Records from a dataset ▸
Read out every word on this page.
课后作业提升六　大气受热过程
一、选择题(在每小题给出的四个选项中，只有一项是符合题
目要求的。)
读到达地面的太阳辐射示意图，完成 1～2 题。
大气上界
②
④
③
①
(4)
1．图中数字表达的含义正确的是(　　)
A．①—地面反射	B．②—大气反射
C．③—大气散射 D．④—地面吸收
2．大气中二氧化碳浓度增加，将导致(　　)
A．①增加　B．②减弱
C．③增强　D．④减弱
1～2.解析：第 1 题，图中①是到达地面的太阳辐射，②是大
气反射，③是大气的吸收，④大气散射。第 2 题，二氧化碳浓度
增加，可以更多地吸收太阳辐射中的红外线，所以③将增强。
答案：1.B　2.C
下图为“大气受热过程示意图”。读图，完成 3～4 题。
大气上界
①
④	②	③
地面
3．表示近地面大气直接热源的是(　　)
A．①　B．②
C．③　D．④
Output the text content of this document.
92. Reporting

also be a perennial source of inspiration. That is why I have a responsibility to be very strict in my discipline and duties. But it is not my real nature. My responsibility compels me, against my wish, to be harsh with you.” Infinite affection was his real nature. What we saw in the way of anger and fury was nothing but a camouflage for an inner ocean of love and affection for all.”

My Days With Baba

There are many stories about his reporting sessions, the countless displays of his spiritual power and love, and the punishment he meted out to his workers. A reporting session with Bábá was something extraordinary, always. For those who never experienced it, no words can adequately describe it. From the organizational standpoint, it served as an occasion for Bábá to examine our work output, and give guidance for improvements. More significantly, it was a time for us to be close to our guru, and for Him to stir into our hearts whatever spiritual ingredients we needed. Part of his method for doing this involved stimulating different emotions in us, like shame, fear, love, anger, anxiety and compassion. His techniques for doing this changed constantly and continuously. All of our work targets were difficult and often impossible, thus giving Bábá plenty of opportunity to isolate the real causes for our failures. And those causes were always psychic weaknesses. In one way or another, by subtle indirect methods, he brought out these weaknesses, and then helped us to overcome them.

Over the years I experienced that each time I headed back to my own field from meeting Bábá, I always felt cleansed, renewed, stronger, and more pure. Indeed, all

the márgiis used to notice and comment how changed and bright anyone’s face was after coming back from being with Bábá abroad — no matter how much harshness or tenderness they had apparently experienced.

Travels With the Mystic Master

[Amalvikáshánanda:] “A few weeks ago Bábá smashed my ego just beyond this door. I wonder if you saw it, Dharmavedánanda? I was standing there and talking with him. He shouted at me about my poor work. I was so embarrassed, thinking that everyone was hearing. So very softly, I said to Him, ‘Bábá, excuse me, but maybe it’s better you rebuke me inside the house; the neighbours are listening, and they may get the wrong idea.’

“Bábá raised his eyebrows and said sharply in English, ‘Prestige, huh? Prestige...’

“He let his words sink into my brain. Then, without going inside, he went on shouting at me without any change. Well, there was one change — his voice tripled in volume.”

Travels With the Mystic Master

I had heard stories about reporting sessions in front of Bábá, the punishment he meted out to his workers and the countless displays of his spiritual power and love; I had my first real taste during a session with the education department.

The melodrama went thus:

Brief ▸ How many lines of these entries contain the string "went"? Reply with the number alone.

Task answer ▸ 2